◆ Instruction ◆
Every record must be transcribed in its entirety, apart from the images, which are to be omitted.

Dataset records
[BEGIN]
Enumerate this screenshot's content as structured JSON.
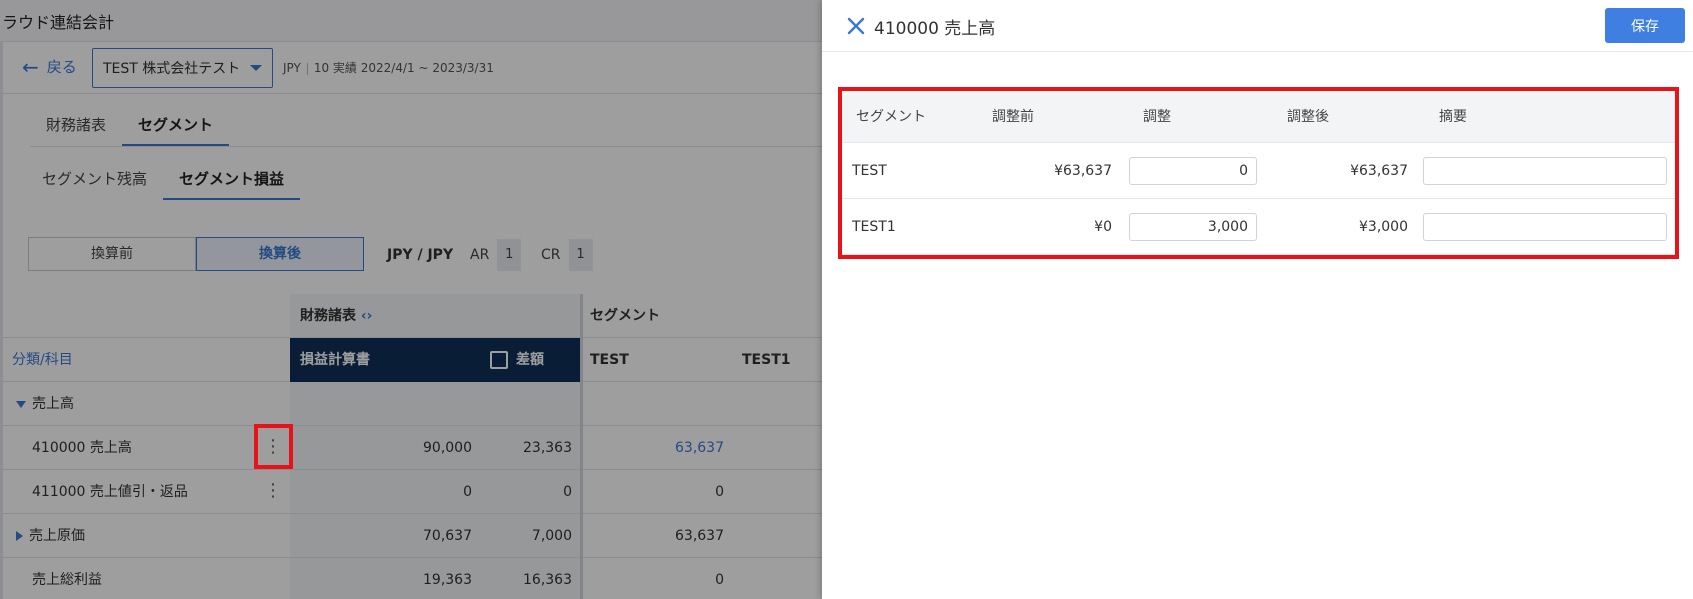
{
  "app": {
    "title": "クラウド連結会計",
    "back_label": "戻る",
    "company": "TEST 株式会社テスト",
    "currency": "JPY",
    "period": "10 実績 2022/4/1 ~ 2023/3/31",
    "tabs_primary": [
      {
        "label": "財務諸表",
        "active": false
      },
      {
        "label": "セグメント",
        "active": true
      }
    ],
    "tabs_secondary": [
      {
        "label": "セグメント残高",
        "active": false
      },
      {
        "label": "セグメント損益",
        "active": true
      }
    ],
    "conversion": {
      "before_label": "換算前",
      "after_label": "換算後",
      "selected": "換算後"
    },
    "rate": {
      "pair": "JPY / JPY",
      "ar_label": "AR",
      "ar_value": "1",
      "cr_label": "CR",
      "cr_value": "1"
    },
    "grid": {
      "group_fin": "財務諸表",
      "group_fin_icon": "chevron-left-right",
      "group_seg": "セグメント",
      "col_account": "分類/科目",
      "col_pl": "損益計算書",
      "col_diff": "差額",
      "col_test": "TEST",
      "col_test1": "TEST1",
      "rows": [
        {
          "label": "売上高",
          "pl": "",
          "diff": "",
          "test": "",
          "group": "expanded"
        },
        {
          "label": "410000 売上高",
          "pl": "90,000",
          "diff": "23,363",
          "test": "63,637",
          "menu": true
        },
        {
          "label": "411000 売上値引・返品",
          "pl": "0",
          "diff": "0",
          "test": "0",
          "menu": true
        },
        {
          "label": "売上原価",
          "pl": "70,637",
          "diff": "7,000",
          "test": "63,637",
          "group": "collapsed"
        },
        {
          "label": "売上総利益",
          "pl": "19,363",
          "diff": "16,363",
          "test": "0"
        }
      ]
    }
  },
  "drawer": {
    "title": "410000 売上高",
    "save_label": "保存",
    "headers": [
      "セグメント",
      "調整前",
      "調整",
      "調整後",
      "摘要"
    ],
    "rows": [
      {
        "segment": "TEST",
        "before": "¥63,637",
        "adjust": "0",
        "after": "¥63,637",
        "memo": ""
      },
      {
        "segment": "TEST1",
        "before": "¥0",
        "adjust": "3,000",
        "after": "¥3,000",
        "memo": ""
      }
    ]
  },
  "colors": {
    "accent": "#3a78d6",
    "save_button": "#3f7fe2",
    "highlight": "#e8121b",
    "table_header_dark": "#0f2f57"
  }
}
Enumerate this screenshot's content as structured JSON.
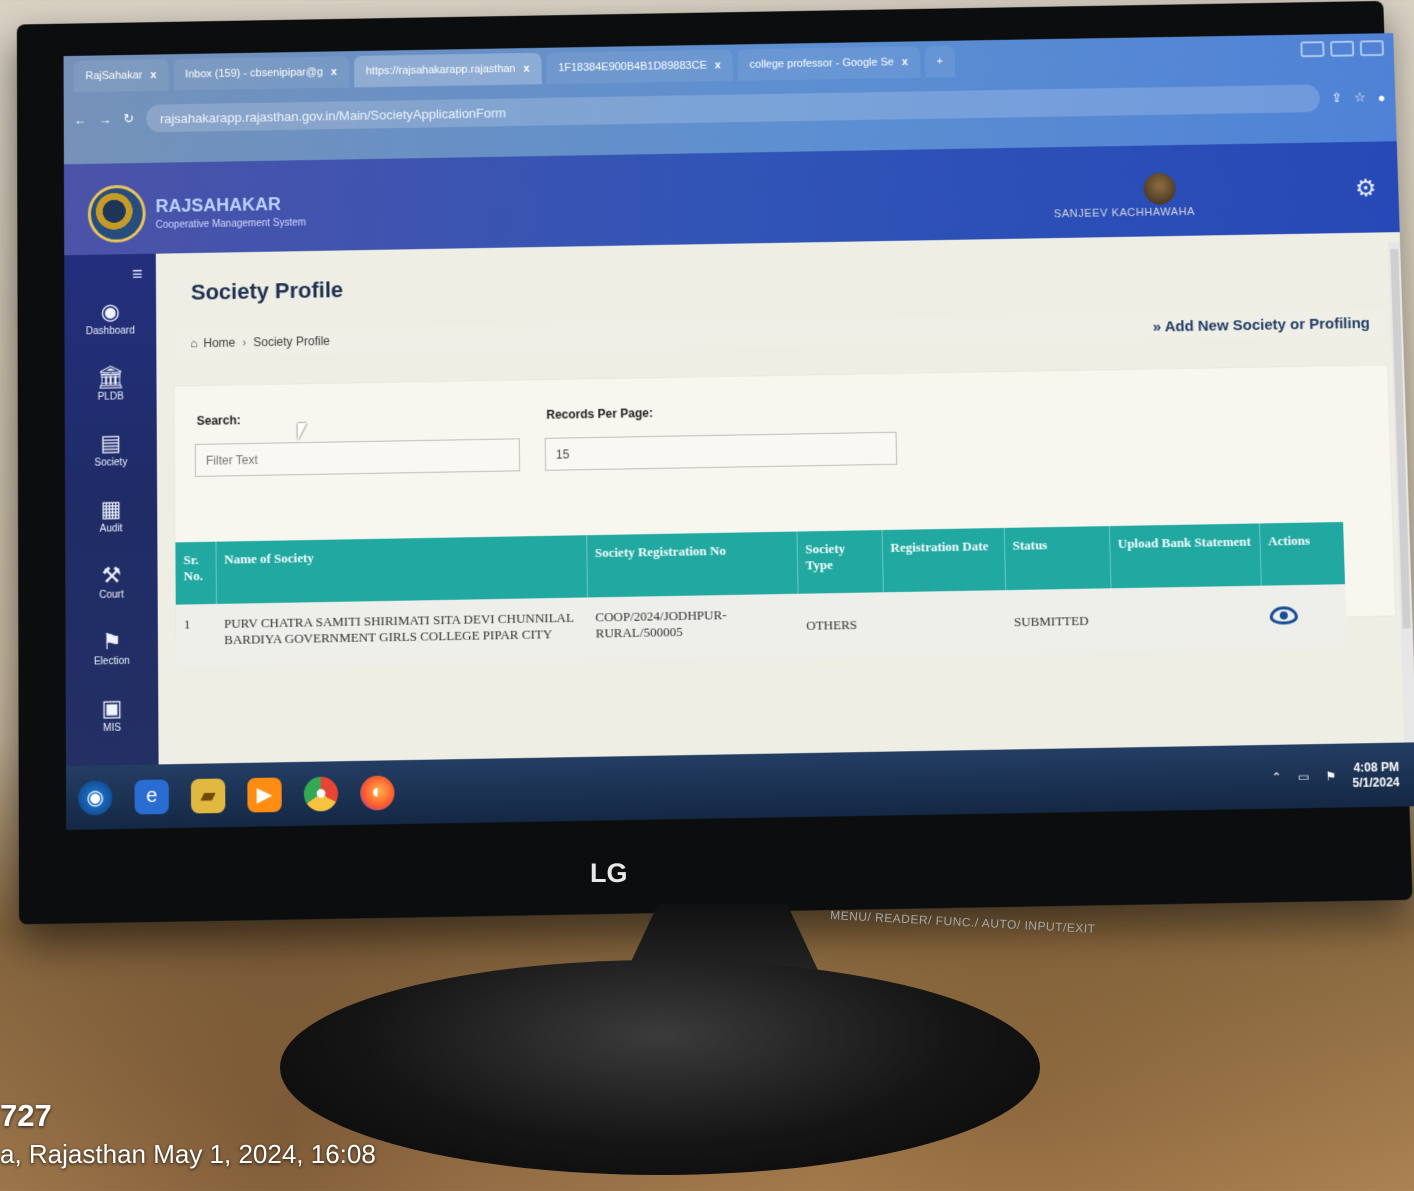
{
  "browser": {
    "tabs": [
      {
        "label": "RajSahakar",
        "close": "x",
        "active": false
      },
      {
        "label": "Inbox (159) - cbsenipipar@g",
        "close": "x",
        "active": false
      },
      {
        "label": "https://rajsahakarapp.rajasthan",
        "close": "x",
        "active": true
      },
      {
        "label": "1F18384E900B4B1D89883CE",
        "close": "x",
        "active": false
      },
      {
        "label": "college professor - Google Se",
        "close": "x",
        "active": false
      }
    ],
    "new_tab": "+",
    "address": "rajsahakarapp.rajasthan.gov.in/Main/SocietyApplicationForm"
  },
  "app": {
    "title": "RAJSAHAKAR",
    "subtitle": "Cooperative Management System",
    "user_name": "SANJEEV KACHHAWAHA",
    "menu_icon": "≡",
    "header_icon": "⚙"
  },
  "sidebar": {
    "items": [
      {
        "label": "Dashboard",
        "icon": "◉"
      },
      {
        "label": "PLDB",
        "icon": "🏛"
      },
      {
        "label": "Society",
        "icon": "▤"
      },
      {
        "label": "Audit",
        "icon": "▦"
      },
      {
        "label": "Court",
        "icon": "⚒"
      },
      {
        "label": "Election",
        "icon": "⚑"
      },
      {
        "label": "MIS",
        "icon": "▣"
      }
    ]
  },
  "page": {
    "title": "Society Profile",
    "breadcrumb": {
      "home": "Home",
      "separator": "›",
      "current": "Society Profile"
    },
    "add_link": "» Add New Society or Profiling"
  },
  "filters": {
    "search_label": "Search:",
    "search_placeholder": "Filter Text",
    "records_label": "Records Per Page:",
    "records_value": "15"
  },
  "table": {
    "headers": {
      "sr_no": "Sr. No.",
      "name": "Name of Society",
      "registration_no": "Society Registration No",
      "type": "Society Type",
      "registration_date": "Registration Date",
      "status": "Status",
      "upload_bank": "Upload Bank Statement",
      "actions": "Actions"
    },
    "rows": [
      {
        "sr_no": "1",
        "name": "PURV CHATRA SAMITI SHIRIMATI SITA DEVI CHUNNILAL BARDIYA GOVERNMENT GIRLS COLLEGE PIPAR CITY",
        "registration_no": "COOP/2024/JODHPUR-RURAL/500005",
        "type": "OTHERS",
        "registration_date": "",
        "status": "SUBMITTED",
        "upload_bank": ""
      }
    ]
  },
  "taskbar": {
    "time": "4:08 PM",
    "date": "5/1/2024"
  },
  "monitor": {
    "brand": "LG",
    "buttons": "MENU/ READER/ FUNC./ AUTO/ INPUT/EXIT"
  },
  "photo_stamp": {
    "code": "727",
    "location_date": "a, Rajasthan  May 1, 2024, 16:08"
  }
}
[END]
◆ Answer to the exercise ◆
Enumerate this screenshot's content as structured JSON.
{
  "app": {
    "title": "クラウド連結会計",
    "back_label": "戻る",
    "company": "TEST 株式会社テスト",
    "currency": "JPY",
    "period": "10 実績 2022/4/1 ~ 2023/3/31",
    "tabs_primary": [
      {
        "label": "財務諸表",
        "active": false
      },
      {
        "label": "セグメント",
        "active": true
      }
    ],
    "tabs_secondary": [
      {
        "label": "セグメント残高",
        "active": false
      },
      {
        "label": "セグメント損益",
        "active": true
      }
    ],
    "conversion": {
      "before_label": "換算前",
      "after_label": "換算後",
      "selected": "換算後"
    },
    "rate": {
      "pair": "JPY / JPY",
      "ar_label": "AR",
      "ar_value": "1",
      "cr_label": "CR",
      "cr_value": "1"
    },
    "grid": {
      "group_fin": "財務諸表",
      "group_fin_icon": "chevron-left-right",
      "group_seg": "セグメント",
      "col_account": "分類/科目",
      "col_pl": "損益計算書",
      "col_diff": "差額",
      "col_test": "TEST",
      "col_test1": "TEST1",
      "rows": [
        {
          "label": "売上高",
          "pl": "",
          "diff": "",
          "test": "",
          "group": "expanded"
        },
        {
          "label": "410000 売上高",
          "pl": "90,000",
          "diff": "23,363",
          "test": "63,637",
          "menu": true
        },
        {
          "label": "411000 売上値引・返品",
          "pl": "0",
          "diff": "0",
          "test": "0",
          "menu": true
        },
        {
          "label": "売上原価",
          "pl": "70,637",
          "diff": "7,000",
          "test": "63,637",
          "group": "collapsed"
        },
        {
          "label": "売上総利益",
          "pl": "19,363",
          "diff": "16,363",
          "test": "0"
        }
      ]
    }
  },
  "drawer": {
    "title": "410000 売上高",
    "save_label": "保存",
    "headers": [
      "セグメント",
      "調整前",
      "調整",
      "調整後",
      "摘要"
    ],
    "rows": [
      {
        "segment": "TEST",
        "before": "¥63,637",
        "adjust": "0",
        "after": "¥63,637",
        "memo": ""
      },
      {
        "segment": "TEST1",
        "before": "¥0",
        "adjust": "3,000",
        "after": "¥3,000",
        "memo": ""
      }
    ]
  },
  "colors": {
    "accent": "#3a78d6",
    "save_button": "#3f7fe2",
    "highlight": "#e8121b",
    "table_header_dark": "#0f2f57"
  }
}
Enumerate this screenshot's content as structured JSON.
{
  "browser": {
    "tabs": [
      {
        "label": "RajSahakar",
        "close": "x",
        "active": false
      },
      {
        "label": "Inbox (159) - cbsenipipar@g",
        "close": "x",
        "active": false
      },
      {
        "label": "https://rajsahakarapp.rajasthan",
        "close": "x",
        "active": true
      },
      {
        "label": "1F18384E900B4B1D89883CE",
        "close": "x",
        "active": false
      },
      {
        "label": "college professor - Google Se",
        "close": "x",
        "active": false
      }
    ],
    "new_tab": "+",
    "address": "rajsahakarapp.rajasthan.gov.in/Main/SocietyApplicationForm"
  },
  "app": {
    "title": "RAJSAHAKAR",
    "subtitle": "Cooperative Management System",
    "user_name": "SANJEEV KACHHAWAHA",
    "menu_icon": "≡",
    "header_icon": "⚙"
  },
  "sidebar": {
    "items": [
      {
        "label": "Dashboard",
        "icon": "◉"
      },
      {
        "label": "PLDB",
        "icon": "🏛"
      },
      {
        "label": "Society",
        "icon": "▤"
      },
      {
        "label": "Audit",
        "icon": "▦"
      },
      {
        "label": "Court",
        "icon": "⚒"
      },
      {
        "label": "Election",
        "icon": "⚑"
      },
      {
        "label": "MIS",
        "icon": "▣"
      }
    ]
  },
  "page": {
    "title": "Society Profile",
    "breadcrumb": {
      "home": "Home",
      "separator": "›",
      "current": "Society Profile"
    },
    "add_link": "» Add New Society or Profiling"
  },
  "filters": {
    "search_label": "Search:",
    "search_placeholder": "Filter Text",
    "records_label": "Records Per Page:",
    "records_value": "15"
  },
  "table": {
    "headers": {
      "sr_no": "Sr. No.",
      "name": "Name of Society",
      "registration_no": "Society Registration No",
      "type": "Society Type",
      "registration_date": "Registration Date",
      "status": "Status",
      "upload_bank": "Upload Bank Statement",
      "actions": "Actions"
    },
    "rows": [
      {
        "sr_no": "1",
        "name": "PURV CHATRA SAMITI SHIRIMATI SITA DEVI CHUNNILAL BARDIYA GOVERNMENT GIRLS COLLEGE PIPAR CITY",
        "registration_no": "COOP/2024/JODHPUR-RURAL/500005",
        "type": "OTHERS",
        "registration_date": "",
        "status": "SUBMITTED",
        "upload_bank": ""
      }
    ]
  },
  "taskbar": {
    "time": "4:08 PM",
    "date": "5/1/2024"
  },
  "monitor": {
    "brand": "LG",
    "buttons": "MENU/ READER/ FUNC./ AUTO/ INPUT/EXIT"
  },
  "photo_stamp": {
    "code": "727",
    "location_date": "a, Rajasthan  May 1, 2024, 16:08"
  }
}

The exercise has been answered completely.